From the entries that follow, extract each line holding the string "极度需要".

— Start Records to process —

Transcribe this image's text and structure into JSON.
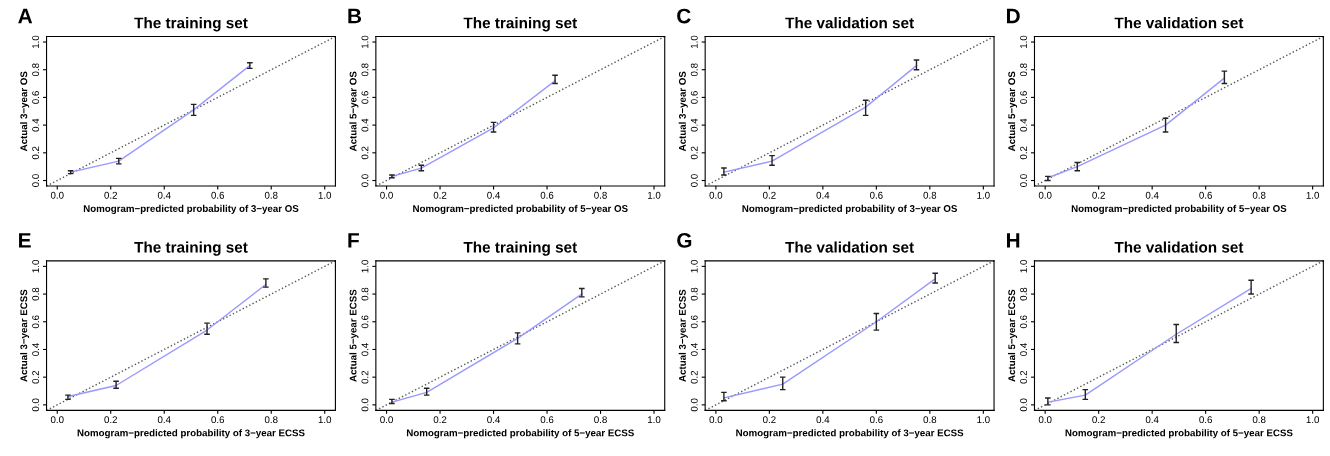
{
  "chart_data": [
    {
      "type": "line",
      "title": "The training set",
      "xlabel": "Nomogram−predicted probability of 3−year OS",
      "ylabel": "Actual 3−year OS",
      "annotations": [
        "A"
      ],
      "xlim": [
        -0.04,
        1.04
      ],
      "ylim": [
        -0.04,
        1.04
      ],
      "xticks": [
        {
          "value": 0,
          "label": "0.0"
        },
        {
          "value": 0.2,
          "label": "0.2"
        },
        {
          "value": 0.4,
          "label": "0.4"
        },
        {
          "value": 0.6,
          "label": "0.6"
        },
        {
          "value": 0.8,
          "label": "0.8"
        },
        {
          "value": 1,
          "label": "1.0"
        }
      ],
      "yticks": [
        {
          "value": 0,
          "label": "0.0"
        },
        {
          "value": 0.2,
          "label": "0.2"
        },
        {
          "value": 0.4,
          "label": "0.4"
        },
        {
          "value": 0.6,
          "label": "0.6"
        },
        {
          "value": 0.8,
          "label": "0.8"
        },
        {
          "value": 1,
          "label": "1.0"
        }
      ],
      "grid": false,
      "series": [
        {
          "color": "#555555",
          "line_style": "dotted",
          "x": [
            -0.04,
            1.04
          ],
          "values": [
            -0.04,
            1.04
          ]
        },
        {
          "color": "#9999ff",
          "line_style": "solid",
          "x": [
            0.05,
            0.23,
            0.51,
            0.72
          ],
          "values": [
            0.06,
            0.14,
            0.51,
            0.83
          ],
          "errors": [
            [
              0.05,
              0.07
            ],
            [
              0.12,
              0.16
            ],
            [
              0.47,
              0.55
            ],
            [
              0.81,
              0.85
            ]
          ]
        }
      ]
    },
    {
      "type": "line",
      "title": "The training set",
      "xlabel": "Nomogram−predicted probability of 5−year OS",
      "ylabel": "Actual 5−year OS",
      "annotations": [
        "B"
      ],
      "xlim": [
        -0.04,
        1.04
      ],
      "ylim": [
        -0.04,
        1.04
      ],
      "xticks": [
        {
          "value": 0,
          "label": "0.0"
        },
        {
          "value": 0.2,
          "label": "0.2"
        },
        {
          "value": 0.4,
          "label": "0.4"
        },
        {
          "value": 0.6,
          "label": "0.6"
        },
        {
          "value": 0.8,
          "label": "0.8"
        },
        {
          "value": 1,
          "label": "1.0"
        }
      ],
      "yticks": [
        {
          "value": 0,
          "label": "0.0"
        },
        {
          "value": 0.2,
          "label": "0.2"
        },
        {
          "value": 0.4,
          "label": "0.4"
        },
        {
          "value": 0.6,
          "label": "0.6"
        },
        {
          "value": 0.8,
          "label": "0.8"
        },
        {
          "value": 1,
          "label": "1.0"
        }
      ],
      "grid": false,
      "series": [
        {
          "color": "#555555",
          "line_style": "dotted",
          "x": [
            -0.04,
            1.04
          ],
          "values": [
            -0.04,
            1.04
          ]
        },
        {
          "color": "#9999ff",
          "line_style": "solid",
          "x": [
            0.02,
            0.13,
            0.4,
            0.63
          ],
          "values": [
            0.03,
            0.09,
            0.38,
            0.72
          ],
          "errors": [
            [
              0.02,
              0.04
            ],
            [
              0.07,
              0.11
            ],
            [
              0.35,
              0.42
            ],
            [
              0.7,
              0.76
            ]
          ]
        }
      ]
    },
    {
      "type": "line",
      "title": "The validation set",
      "xlabel": "Nomogram−predicted probability of 3−year OS",
      "ylabel": "Actual 3−year OS",
      "annotations": [
        "C"
      ],
      "xlim": [
        -0.04,
        1.04
      ],
      "ylim": [
        -0.04,
        1.04
      ],
      "xticks": [
        {
          "value": 0,
          "label": "0.0"
        },
        {
          "value": 0.2,
          "label": "0.2"
        },
        {
          "value": 0.4,
          "label": "0.4"
        },
        {
          "value": 0.6,
          "label": "0.6"
        },
        {
          "value": 0.8,
          "label": "0.8"
        },
        {
          "value": 1,
          "label": "1.0"
        }
      ],
      "yticks": [
        {
          "value": 0,
          "label": "0.0"
        },
        {
          "value": 0.2,
          "label": "0.2"
        },
        {
          "value": 0.4,
          "label": "0.4"
        },
        {
          "value": 0.6,
          "label": "0.6"
        },
        {
          "value": 0.8,
          "label": "0.8"
        },
        {
          "value": 1,
          "label": "1.0"
        }
      ],
      "grid": false,
      "series": [
        {
          "color": "#555555",
          "line_style": "dotted",
          "x": [
            -0.04,
            1.04
          ],
          "values": [
            -0.04,
            1.04
          ]
        },
        {
          "color": "#9999ff",
          "line_style": "solid",
          "x": [
            0.03,
            0.21,
            0.56,
            0.75
          ],
          "values": [
            0.06,
            0.14,
            0.53,
            0.83
          ],
          "errors": [
            [
              0.04,
              0.09
            ],
            [
              0.11,
              0.18
            ],
            [
              0.47,
              0.58
            ],
            [
              0.8,
              0.87
            ]
          ]
        }
      ]
    },
    {
      "type": "line",
      "title": "The validation set",
      "xlabel": "Nomogram−predicted probability of 5−year OS",
      "ylabel": "Actual 5−year OS",
      "annotations": [
        "D"
      ],
      "xlim": [
        -0.04,
        1.04
      ],
      "ylim": [
        -0.04,
        1.04
      ],
      "xticks": [
        {
          "value": 0,
          "label": "0.0"
        },
        {
          "value": 0.2,
          "label": "0.2"
        },
        {
          "value": 0.4,
          "label": "0.4"
        },
        {
          "value": 0.6,
          "label": "0.6"
        },
        {
          "value": 0.8,
          "label": "0.8"
        },
        {
          "value": 1,
          "label": "1.0"
        }
      ],
      "yticks": [
        {
          "value": 0,
          "label": "0.0"
        },
        {
          "value": 0.2,
          "label": "0.2"
        },
        {
          "value": 0.4,
          "label": "0.4"
        },
        {
          "value": 0.6,
          "label": "0.6"
        },
        {
          "value": 0.8,
          "label": "0.8"
        },
        {
          "value": 1,
          "label": "1.0"
        }
      ],
      "grid": false,
      "series": [
        {
          "color": "#555555",
          "line_style": "dotted",
          "x": [
            -0.04,
            1.04
          ],
          "values": [
            -0.04,
            1.04
          ]
        },
        {
          "color": "#9999ff",
          "line_style": "solid",
          "x": [
            0.01,
            0.12,
            0.45,
            0.67
          ],
          "values": [
            0.02,
            0.1,
            0.4,
            0.74
          ],
          "errors": [
            [
              0.0,
              0.03
            ],
            [
              0.07,
              0.13
            ],
            [
              0.35,
              0.45
            ],
            [
              0.7,
              0.79
            ]
          ]
        }
      ]
    },
    {
      "type": "line",
      "title": "The training set",
      "xlabel": "Nomogram−predicted probability of 3−year ECSS",
      "ylabel": "Actual 3−year ECSS",
      "annotations": [
        "E"
      ],
      "xlim": [
        -0.04,
        1.04
      ],
      "ylim": [
        -0.04,
        1.04
      ],
      "xticks": [
        {
          "value": 0,
          "label": "0.0"
        },
        {
          "value": 0.2,
          "label": "0.2"
        },
        {
          "value": 0.4,
          "label": "0.4"
        },
        {
          "value": 0.6,
          "label": "0.6"
        },
        {
          "value": 0.8,
          "label": "0.8"
        },
        {
          "value": 1,
          "label": "1.0"
        }
      ],
      "yticks": [
        {
          "value": 0,
          "label": "0.0"
        },
        {
          "value": 0.2,
          "label": "0.2"
        },
        {
          "value": 0.4,
          "label": "0.4"
        },
        {
          "value": 0.6,
          "label": "0.6"
        },
        {
          "value": 0.8,
          "label": "0.8"
        },
        {
          "value": 1,
          "label": "1.0"
        }
      ],
      "grid": false,
      "series": [
        {
          "color": "#555555",
          "line_style": "dotted",
          "x": [
            -0.04,
            1.04
          ],
          "values": [
            -0.04,
            1.04
          ]
        },
        {
          "color": "#9999ff",
          "line_style": "solid",
          "x": [
            0.04,
            0.22,
            0.56,
            0.78
          ],
          "values": [
            0.06,
            0.14,
            0.54,
            0.87
          ],
          "errors": [
            [
              0.04,
              0.07
            ],
            [
              0.12,
              0.17
            ],
            [
              0.51,
              0.59
            ],
            [
              0.85,
              0.91
            ]
          ]
        }
      ]
    },
    {
      "type": "line",
      "title": "The training set",
      "xlabel": "Nomogram−predicted probability of 5−year ECSS",
      "ylabel": "Actual 5−year ECSS",
      "annotations": [
        "F"
      ],
      "xlim": [
        -0.04,
        1.04
      ],
      "ylim": [
        -0.04,
        1.04
      ],
      "xticks": [
        {
          "value": 0,
          "label": "0.0"
        },
        {
          "value": 0.2,
          "label": "0.2"
        },
        {
          "value": 0.4,
          "label": "0.4"
        },
        {
          "value": 0.6,
          "label": "0.6"
        },
        {
          "value": 0.8,
          "label": "0.8"
        },
        {
          "value": 1,
          "label": "1.0"
        }
      ],
      "yticks": [
        {
          "value": 0,
          "label": "0.0"
        },
        {
          "value": 0.2,
          "label": "0.2"
        },
        {
          "value": 0.4,
          "label": "0.4"
        },
        {
          "value": 0.6,
          "label": "0.6"
        },
        {
          "value": 0.8,
          "label": "0.8"
        },
        {
          "value": 1,
          "label": "1.0"
        }
      ],
      "grid": false,
      "series": [
        {
          "color": "#555555",
          "line_style": "dotted",
          "x": [
            -0.04,
            1.04
          ],
          "values": [
            -0.04,
            1.04
          ]
        },
        {
          "color": "#9999ff",
          "line_style": "solid",
          "x": [
            0.02,
            0.15,
            0.49,
            0.73
          ],
          "values": [
            0.02,
            0.09,
            0.48,
            0.8
          ],
          "errors": [
            [
              0.01,
              0.04
            ],
            [
              0.07,
              0.12
            ],
            [
              0.44,
              0.52
            ],
            [
              0.78,
              0.84
            ]
          ]
        }
      ]
    },
    {
      "type": "line",
      "title": "The validation set",
      "xlabel": "Nomogram−predicted probability of 3−year ECSS",
      "ylabel": "Actual 3−year ECSS",
      "annotations": [
        "G"
      ],
      "xlim": [
        -0.04,
        1.04
      ],
      "ylim": [
        -0.04,
        1.04
      ],
      "xticks": [
        {
          "value": 0,
          "label": "0.0"
        },
        {
          "value": 0.2,
          "label": "0.2"
        },
        {
          "value": 0.4,
          "label": "0.4"
        },
        {
          "value": 0.6,
          "label": "0.6"
        },
        {
          "value": 0.8,
          "label": "0.8"
        },
        {
          "value": 1,
          "label": "1.0"
        }
      ],
      "yticks": [
        {
          "value": 0,
          "label": "0.0"
        },
        {
          "value": 0.2,
          "label": "0.2"
        },
        {
          "value": 0.4,
          "label": "0.4"
        },
        {
          "value": 0.6,
          "label": "0.6"
        },
        {
          "value": 0.8,
          "label": "0.8"
        },
        {
          "value": 1,
          "label": "1.0"
        }
      ],
      "grid": false,
      "series": [
        {
          "color": "#555555",
          "line_style": "dotted",
          "x": [
            -0.04,
            1.04
          ],
          "values": [
            -0.04,
            1.04
          ]
        },
        {
          "color": "#9999ff",
          "line_style": "solid",
          "x": [
            0.03,
            0.25,
            0.6,
            0.82
          ],
          "values": [
            0.05,
            0.15,
            0.6,
            0.91
          ],
          "errors": [
            [
              0.03,
              0.09
            ],
            [
              0.11,
              0.2
            ],
            [
              0.54,
              0.66
            ],
            [
              0.88,
              0.95
            ]
          ]
        }
      ]
    },
    {
      "type": "line",
      "title": "The validation set",
      "xlabel": "Nomogram−predicted probability of 5−year ECSS",
      "ylabel": "Actual 5−year ECSS",
      "annotations": [
        "H"
      ],
      "xlim": [
        -0.04,
        1.04
      ],
      "ylim": [
        -0.04,
        1.04
      ],
      "xticks": [
        {
          "value": 0,
          "label": "0.0"
        },
        {
          "value": 0.2,
          "label": "0.2"
        },
        {
          "value": 0.4,
          "label": "0.4"
        },
        {
          "value": 0.6,
          "label": "0.6"
        },
        {
          "value": 0.8,
          "label": "0.8"
        },
        {
          "value": 1,
          "label": "1.0"
        }
      ],
      "yticks": [
        {
          "value": 0,
          "label": "0.0"
        },
        {
          "value": 0.2,
          "label": "0.2"
        },
        {
          "value": 0.4,
          "label": "0.4"
        },
        {
          "value": 0.6,
          "label": "0.6"
        },
        {
          "value": 0.8,
          "label": "0.8"
        },
        {
          "value": 1,
          "label": "1.0"
        }
      ],
      "grid": false,
      "series": [
        {
          "color": "#555555",
          "line_style": "dotted",
          "x": [
            -0.04,
            1.04
          ],
          "values": [
            -0.04,
            1.04
          ]
        },
        {
          "color": "#9999ff",
          "line_style": "solid",
          "x": [
            0.01,
            0.15,
            0.49,
            0.77
          ],
          "values": [
            0.02,
            0.07,
            0.51,
            0.84
          ],
          "errors": [
            [
              0.0,
              0.05
            ],
            [
              0.04,
              0.11
            ],
            [
              0.45,
              0.58
            ],
            [
              0.8,
              0.9
            ]
          ]
        }
      ]
    }
  ]
}
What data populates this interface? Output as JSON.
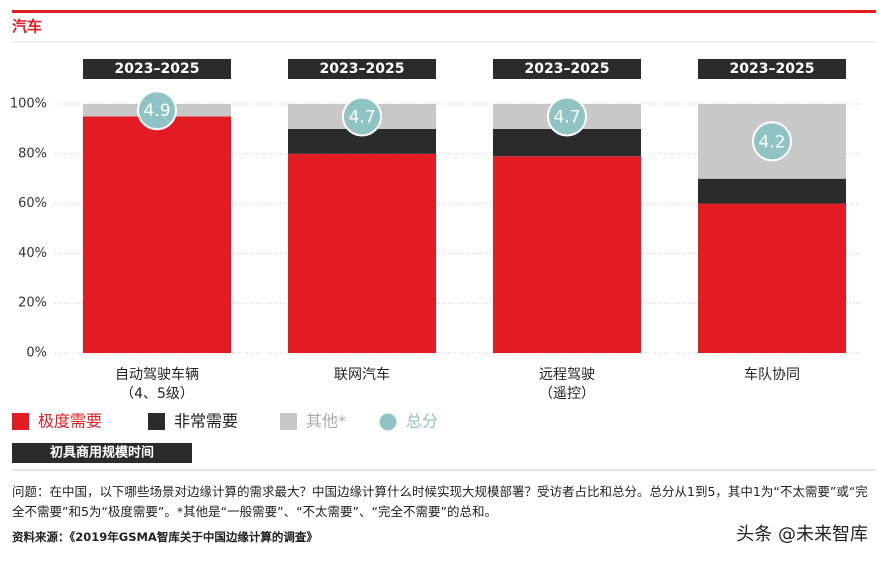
{
  "page": {
    "section": "汽车",
    "tag": "初具商用规模时间",
    "question": "问题：在中国，以下哪些场景对边缘计算的需求最大？中国边缘计算什么时候实现大规模部署？受访者占比和总分。总分从1到5，其中1为“不太需要”或“完全不需要”和5为“极度需要”。*其他是“一般需要”、“不太需要”、“完全不需要”的总和。",
    "source": "资料来源：《2019年GSMA智库关于中国边缘计算的调查》",
    "watermark": "头条 @未来智库"
  },
  "chart_data": {
    "type": "stacked_bar",
    "categories": [
      "自动驾驶车辆",
      "联网汽车",
      "远程驾驶",
      "车队协同"
    ],
    "category_sublabels": [
      "（4、5级）",
      null,
      "（遥控）",
      null
    ],
    "period_labels": [
      "2023–2025",
      "2023–2025",
      "2023–2025",
      "2023–2025"
    ],
    "series": [
      {
        "name": "极度需要",
        "color": "#e31b23",
        "values": [
          95,
          80,
          79,
          60
        ]
      },
      {
        "name": "非常需要",
        "color": "#2b2b2b",
        "values": [
          0,
          10,
          11,
          10
        ]
      },
      {
        "name": "其他*",
        "color": "#c8c8c8",
        "values": [
          5,
          10,
          10,
          30
        ]
      }
    ],
    "scores": {
      "name": "总分",
      "color": "#8fc3c4",
      "values": [
        4.9,
        4.7,
        4.7,
        4.2
      ]
    },
    "ylim": [
      0,
      100
    ],
    "yticks": [
      {
        "value": 0,
        "label": "0%"
      },
      {
        "value": 20,
        "label": "20%"
      },
      {
        "value": 40,
        "label": "40%"
      },
      {
        "value": 60,
        "label": "60%"
      },
      {
        "value": 80,
        "label": "80%"
      },
      {
        "value": 100,
        "label": "100%"
      }
    ],
    "grid": true
  }
}
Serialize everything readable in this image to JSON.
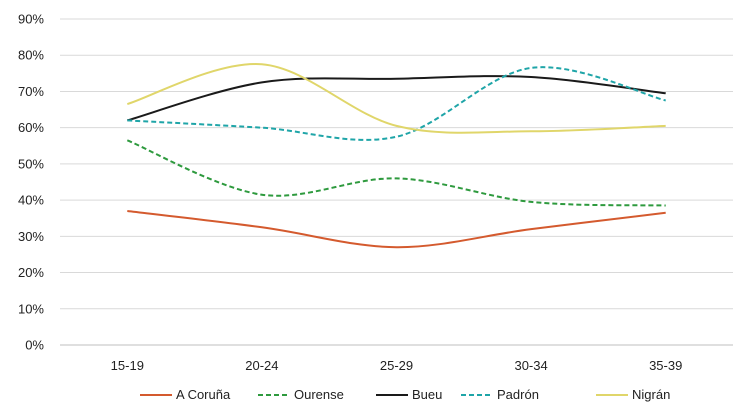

— End Records to process —

-- Response to this exercise --
    "question": "问题：在中国，以下哪些场景对边缘计算的需求最大？中国边缘计算什么时候实现大规模部署？受访者占比和总分。总分从1到5，其中1为“不太需要”或“完全不需要”和5为“极度需要”。*其他是“一般需要”、“不太需要”、“完全不需要”的总和。",
        "name": "极度需要",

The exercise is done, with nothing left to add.